--- START ---

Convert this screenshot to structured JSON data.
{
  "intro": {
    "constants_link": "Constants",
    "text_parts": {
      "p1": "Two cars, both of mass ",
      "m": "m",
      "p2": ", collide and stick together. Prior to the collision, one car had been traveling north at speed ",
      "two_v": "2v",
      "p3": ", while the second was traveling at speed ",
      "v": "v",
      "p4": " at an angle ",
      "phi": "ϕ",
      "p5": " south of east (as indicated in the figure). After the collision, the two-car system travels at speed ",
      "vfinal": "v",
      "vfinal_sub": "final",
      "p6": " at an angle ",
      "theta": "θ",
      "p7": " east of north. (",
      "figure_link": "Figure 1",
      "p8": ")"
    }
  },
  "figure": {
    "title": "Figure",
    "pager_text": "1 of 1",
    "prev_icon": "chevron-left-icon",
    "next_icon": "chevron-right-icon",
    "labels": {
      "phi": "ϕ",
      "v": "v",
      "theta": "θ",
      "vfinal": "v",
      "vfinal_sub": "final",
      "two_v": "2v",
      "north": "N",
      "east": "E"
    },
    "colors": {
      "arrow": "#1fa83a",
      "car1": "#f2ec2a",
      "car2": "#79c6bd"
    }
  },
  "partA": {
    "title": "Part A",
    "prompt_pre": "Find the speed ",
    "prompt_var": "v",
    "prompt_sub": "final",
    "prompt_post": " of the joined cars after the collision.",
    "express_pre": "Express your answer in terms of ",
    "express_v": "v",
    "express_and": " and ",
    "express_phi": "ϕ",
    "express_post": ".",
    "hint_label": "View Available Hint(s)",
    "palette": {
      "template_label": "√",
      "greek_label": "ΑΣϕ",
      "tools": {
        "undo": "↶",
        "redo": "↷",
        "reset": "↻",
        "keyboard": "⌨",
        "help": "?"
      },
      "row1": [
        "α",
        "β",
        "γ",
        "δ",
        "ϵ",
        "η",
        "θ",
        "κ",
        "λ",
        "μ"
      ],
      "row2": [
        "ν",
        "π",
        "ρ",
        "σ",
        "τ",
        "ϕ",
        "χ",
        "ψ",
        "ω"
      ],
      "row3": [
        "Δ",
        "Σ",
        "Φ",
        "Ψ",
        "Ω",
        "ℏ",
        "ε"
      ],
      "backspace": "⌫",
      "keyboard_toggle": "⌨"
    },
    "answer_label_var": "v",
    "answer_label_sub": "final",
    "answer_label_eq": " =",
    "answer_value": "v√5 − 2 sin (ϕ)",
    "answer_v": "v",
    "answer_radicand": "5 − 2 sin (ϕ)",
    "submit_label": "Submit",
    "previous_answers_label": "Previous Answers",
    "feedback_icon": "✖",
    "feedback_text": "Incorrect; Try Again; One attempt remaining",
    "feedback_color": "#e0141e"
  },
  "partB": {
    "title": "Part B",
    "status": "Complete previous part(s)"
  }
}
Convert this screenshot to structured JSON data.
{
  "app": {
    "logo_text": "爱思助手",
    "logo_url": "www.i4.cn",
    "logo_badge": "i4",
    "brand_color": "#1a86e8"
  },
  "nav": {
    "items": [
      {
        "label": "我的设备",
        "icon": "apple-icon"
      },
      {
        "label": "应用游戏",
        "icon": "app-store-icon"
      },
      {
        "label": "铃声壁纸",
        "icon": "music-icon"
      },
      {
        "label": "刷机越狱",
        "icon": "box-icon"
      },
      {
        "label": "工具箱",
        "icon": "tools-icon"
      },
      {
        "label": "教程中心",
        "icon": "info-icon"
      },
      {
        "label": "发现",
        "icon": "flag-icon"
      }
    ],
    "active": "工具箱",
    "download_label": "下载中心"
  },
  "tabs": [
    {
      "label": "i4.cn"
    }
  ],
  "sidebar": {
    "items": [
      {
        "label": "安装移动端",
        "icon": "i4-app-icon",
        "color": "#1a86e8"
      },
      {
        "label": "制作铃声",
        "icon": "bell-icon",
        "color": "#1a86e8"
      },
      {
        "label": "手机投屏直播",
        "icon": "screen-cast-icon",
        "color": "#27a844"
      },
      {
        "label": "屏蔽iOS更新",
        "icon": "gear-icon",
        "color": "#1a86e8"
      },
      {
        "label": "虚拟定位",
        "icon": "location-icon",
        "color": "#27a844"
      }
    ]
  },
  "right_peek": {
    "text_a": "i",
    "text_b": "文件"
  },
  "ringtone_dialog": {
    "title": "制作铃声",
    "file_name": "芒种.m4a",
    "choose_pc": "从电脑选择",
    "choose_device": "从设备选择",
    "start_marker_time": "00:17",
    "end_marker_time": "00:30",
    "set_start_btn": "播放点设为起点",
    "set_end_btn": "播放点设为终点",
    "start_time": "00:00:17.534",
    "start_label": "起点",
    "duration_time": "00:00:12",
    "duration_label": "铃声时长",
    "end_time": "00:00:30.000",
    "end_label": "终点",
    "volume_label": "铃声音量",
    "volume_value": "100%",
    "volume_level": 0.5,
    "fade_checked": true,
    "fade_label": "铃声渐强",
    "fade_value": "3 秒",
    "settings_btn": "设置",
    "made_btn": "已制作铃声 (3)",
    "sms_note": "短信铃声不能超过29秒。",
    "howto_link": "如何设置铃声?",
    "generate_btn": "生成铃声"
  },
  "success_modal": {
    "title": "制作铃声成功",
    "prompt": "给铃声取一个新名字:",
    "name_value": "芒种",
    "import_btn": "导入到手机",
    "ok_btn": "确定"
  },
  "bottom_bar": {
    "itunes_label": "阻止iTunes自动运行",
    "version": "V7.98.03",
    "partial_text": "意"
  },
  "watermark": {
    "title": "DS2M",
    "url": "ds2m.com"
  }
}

--- END ---

Return the lines of the records that include the string "east".

Output for this task>
      "p5": " south of east (as indicated in the figure). After the collision, the two-car system travels at speed ",
      "p7": " east of north. (",
      "east": "E"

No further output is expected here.